* _Work required_: Please swap "Tagesschau" for "Tagesspiegel" and give the lines again, from the start of the entries through the line holding "y-axis-label: ADU xyxy=(45,611,90,696)", inclusive, with everything else unchanged.

## begin The records

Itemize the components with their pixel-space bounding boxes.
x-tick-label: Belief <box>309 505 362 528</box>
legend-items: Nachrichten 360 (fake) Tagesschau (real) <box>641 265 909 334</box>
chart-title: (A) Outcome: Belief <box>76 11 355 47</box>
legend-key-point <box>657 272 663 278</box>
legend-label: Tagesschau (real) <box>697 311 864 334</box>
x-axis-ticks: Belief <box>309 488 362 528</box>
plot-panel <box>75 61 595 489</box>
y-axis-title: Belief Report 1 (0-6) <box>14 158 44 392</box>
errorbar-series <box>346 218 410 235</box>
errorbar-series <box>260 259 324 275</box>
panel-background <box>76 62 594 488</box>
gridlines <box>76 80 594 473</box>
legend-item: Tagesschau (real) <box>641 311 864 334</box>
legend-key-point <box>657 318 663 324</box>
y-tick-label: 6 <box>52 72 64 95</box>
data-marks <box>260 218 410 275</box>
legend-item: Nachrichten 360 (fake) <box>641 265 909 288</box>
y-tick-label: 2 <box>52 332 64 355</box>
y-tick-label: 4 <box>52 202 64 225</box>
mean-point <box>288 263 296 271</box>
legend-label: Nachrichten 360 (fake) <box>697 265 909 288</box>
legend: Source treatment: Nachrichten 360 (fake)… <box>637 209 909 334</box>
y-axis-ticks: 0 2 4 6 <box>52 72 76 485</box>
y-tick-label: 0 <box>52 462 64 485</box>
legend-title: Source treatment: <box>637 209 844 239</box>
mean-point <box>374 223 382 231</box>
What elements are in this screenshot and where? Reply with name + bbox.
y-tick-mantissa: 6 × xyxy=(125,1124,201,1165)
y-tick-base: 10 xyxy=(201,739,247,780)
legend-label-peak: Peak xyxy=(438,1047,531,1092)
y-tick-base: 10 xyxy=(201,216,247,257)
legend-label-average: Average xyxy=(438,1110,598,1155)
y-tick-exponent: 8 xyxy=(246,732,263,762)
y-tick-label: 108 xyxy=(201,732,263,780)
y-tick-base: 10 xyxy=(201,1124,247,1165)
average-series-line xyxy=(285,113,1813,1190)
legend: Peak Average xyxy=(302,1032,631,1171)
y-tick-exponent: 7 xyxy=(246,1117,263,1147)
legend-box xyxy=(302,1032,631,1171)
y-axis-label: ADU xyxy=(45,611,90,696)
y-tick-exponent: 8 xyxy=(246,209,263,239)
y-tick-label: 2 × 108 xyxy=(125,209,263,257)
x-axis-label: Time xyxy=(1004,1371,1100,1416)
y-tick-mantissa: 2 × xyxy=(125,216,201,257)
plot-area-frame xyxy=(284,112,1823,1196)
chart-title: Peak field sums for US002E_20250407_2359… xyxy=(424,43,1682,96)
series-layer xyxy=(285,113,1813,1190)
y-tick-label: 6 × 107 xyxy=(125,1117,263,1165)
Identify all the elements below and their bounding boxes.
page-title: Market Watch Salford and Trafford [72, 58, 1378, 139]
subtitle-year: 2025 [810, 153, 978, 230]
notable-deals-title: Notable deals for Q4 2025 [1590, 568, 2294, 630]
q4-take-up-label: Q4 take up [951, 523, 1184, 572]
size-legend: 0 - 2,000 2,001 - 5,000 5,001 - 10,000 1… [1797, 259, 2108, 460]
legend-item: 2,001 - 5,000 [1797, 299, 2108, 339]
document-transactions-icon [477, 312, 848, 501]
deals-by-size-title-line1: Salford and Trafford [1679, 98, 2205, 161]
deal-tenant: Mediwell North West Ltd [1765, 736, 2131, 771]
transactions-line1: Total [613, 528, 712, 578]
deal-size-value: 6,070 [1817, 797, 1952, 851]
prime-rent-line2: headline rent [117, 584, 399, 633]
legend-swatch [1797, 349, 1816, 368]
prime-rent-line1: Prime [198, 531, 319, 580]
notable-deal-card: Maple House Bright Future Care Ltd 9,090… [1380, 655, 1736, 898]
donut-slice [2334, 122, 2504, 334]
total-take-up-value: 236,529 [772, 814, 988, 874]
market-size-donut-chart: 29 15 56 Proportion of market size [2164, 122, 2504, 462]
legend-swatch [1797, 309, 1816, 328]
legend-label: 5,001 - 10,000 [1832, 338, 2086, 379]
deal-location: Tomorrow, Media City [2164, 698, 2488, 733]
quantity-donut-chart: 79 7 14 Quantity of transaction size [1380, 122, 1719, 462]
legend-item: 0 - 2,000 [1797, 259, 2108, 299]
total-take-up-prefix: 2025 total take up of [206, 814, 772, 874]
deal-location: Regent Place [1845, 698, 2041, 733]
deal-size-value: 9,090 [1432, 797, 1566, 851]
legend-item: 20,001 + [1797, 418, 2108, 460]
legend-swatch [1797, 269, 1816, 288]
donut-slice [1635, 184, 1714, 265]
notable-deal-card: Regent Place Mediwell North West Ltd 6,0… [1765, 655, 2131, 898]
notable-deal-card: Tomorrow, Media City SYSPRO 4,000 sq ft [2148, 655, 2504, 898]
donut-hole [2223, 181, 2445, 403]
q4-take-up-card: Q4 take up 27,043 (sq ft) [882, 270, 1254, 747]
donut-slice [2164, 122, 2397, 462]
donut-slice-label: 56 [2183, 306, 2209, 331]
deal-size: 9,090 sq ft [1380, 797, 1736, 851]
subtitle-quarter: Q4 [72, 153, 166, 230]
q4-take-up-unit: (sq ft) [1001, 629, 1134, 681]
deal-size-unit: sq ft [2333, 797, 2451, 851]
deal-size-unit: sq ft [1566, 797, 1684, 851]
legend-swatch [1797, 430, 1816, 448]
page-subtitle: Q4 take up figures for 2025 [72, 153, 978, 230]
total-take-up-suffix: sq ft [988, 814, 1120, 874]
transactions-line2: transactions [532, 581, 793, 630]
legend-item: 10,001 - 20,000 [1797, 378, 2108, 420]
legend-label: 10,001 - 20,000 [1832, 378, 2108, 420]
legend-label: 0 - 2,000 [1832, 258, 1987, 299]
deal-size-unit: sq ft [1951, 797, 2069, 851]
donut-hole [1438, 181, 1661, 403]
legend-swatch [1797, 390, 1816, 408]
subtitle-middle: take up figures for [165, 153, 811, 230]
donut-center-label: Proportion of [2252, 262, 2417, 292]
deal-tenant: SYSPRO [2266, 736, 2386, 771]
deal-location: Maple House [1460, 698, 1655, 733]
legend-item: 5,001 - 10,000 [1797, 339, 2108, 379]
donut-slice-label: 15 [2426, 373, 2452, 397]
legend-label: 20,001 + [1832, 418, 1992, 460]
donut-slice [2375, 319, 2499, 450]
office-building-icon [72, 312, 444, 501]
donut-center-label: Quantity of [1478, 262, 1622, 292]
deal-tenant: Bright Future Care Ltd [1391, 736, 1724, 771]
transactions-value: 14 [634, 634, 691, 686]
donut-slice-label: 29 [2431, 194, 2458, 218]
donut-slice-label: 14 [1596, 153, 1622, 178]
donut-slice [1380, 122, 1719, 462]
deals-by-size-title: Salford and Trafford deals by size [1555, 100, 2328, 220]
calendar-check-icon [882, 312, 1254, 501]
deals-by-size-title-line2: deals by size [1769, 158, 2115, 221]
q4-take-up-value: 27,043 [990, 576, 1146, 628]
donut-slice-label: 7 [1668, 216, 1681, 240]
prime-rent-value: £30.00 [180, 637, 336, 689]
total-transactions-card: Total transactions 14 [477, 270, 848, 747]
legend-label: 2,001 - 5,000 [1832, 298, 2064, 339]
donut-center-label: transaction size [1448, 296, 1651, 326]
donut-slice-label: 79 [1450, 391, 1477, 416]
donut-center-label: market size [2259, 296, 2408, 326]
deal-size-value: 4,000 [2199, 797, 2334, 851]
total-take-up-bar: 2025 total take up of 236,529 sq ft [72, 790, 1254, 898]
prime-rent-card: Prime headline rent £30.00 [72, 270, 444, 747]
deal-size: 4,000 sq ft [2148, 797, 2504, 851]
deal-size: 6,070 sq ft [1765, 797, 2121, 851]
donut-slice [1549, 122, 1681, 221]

## end The records

* _Completed exercise_:
Itemize the components with their pixel-space bounding boxes.
x-tick-label: Belief <box>309 505 362 528</box>
legend-items: Nachrichten 360 (fake) Tagesspiegel (real) <box>641 265 909 334</box>
chart-title: (A) Outcome: Belief <box>76 11 355 47</box>
legend-key-point <box>657 272 663 278</box>
legend-label: Tagesspiegel (real) <box>697 311 864 334</box>
x-axis-ticks: Belief <box>309 488 362 528</box>
plot-panel <box>75 61 595 489</box>
y-axis-title: Belief Report 1 (0-6) <box>14 158 44 392</box>
errorbar-series <box>346 218 410 235</box>
errorbar-series <box>260 259 324 275</box>
panel-background <box>76 62 594 488</box>
gridlines <box>76 80 594 473</box>
legend-item: Tagesspiegel (real) <box>641 311 864 334</box>
legend-key-point <box>657 318 663 324</box>
y-tick-label: 6 <box>52 72 64 95</box>
data-marks <box>260 218 410 275</box>
legend-item: Nachrichten 360 (fake) <box>641 265 909 288</box>
y-tick-label: 2 <box>52 332 64 355</box>
y-tick-label: 4 <box>52 202 64 225</box>
mean-point <box>288 263 296 271</box>
legend-label: Nachrichten 360 (fake) <box>697 265 909 288</box>
legend: Source treatment: Nachrichten 360 (fake)… <box>637 209 909 334</box>
y-axis-ticks: 0 2 4 6 <box>52 72 76 485</box>
y-tick-label: 0 <box>52 462 64 485</box>
legend-title: Source treatment: <box>637 209 844 239</box>
mean-point <box>374 223 382 231</box>
What elements are in this screenshot and where? Reply with name + bbox.
y-tick-mantissa: 6 × xyxy=(125,1124,201,1165)
y-tick-base: 10 xyxy=(201,739,247,780)
legend-label-peak: Peak xyxy=(438,1047,531,1092)
y-tick-base: 10 xyxy=(201,216,247,257)
legend-label-average: Average xyxy=(438,1110,598,1155)
y-tick-exponent: 8 xyxy=(246,732,263,762)
y-tick-label: 108 xyxy=(201,732,263,780)
y-tick-base: 10 xyxy=(201,1124,247,1165)
average-series-line xyxy=(285,113,1813,1190)
legend: Peak Average xyxy=(302,1032,631,1171)
y-tick-exponent: 7 xyxy=(246,1117,263,1147)
legend-box xyxy=(302,1032,631,1171)
y-axis-label: ADU xyxy=(45,611,90,696)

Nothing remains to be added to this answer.